**DATA LINES**
•••••
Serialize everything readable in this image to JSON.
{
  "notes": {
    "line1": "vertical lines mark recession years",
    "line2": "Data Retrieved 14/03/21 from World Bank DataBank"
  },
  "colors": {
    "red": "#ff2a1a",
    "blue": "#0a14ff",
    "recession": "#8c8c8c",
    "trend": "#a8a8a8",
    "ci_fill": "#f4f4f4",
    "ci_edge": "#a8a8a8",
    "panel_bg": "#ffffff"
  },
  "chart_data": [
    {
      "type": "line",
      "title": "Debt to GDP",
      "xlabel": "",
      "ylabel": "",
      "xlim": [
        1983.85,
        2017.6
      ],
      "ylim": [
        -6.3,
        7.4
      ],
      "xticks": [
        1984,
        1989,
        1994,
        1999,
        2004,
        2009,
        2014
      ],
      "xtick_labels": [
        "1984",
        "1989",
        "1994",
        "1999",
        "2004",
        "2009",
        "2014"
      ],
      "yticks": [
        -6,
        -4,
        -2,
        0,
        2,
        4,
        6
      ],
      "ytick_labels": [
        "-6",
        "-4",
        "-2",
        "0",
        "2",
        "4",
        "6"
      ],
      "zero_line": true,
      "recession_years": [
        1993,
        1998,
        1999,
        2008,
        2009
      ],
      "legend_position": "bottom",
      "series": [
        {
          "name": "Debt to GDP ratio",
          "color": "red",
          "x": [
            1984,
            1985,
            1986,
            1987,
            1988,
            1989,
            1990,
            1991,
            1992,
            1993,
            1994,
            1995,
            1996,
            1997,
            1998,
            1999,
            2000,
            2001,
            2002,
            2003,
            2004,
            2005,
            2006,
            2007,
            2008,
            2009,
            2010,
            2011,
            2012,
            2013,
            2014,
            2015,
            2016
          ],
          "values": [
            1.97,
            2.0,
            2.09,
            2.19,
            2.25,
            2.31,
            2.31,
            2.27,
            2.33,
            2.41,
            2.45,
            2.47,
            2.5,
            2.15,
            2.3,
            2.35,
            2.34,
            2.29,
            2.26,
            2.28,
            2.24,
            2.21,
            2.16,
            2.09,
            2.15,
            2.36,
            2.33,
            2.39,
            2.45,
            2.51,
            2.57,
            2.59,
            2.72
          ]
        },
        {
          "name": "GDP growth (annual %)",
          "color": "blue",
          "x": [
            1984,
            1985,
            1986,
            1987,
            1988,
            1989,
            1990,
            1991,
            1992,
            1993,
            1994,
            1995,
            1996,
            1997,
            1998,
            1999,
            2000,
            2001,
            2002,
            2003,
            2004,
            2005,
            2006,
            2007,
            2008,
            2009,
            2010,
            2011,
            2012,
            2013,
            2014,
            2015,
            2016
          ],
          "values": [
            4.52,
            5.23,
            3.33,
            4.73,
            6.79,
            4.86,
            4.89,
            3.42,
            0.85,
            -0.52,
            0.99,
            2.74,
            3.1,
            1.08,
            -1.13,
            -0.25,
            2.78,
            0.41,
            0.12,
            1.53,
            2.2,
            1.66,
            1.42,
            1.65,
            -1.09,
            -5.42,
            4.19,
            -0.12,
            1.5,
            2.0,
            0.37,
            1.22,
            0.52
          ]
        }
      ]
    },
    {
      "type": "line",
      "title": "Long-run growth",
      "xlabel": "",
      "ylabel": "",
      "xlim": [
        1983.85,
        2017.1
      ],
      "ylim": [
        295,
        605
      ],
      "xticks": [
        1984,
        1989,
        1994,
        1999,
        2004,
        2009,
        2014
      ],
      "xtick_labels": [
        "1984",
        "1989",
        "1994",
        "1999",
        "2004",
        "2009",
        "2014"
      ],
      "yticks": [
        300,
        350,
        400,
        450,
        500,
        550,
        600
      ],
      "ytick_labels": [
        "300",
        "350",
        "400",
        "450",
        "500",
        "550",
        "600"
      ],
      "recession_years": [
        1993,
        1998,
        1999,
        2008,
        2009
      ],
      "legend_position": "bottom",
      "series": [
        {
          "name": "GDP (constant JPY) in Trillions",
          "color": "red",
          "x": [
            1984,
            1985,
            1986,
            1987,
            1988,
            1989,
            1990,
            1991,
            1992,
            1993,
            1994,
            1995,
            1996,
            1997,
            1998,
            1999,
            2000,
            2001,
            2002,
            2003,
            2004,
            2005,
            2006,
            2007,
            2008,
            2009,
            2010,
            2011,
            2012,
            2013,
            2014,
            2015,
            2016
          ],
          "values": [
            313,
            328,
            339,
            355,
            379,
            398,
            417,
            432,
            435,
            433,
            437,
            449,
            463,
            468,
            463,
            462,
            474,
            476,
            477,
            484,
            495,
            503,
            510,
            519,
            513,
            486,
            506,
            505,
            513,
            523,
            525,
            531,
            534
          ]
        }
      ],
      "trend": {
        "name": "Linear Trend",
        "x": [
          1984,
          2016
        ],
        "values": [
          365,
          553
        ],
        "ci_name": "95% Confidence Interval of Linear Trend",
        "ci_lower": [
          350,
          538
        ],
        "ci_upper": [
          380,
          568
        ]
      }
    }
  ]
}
•••••
Search the lines for the word "Linear" and report how many contain it, by number only.

**RESULT BELOW**
2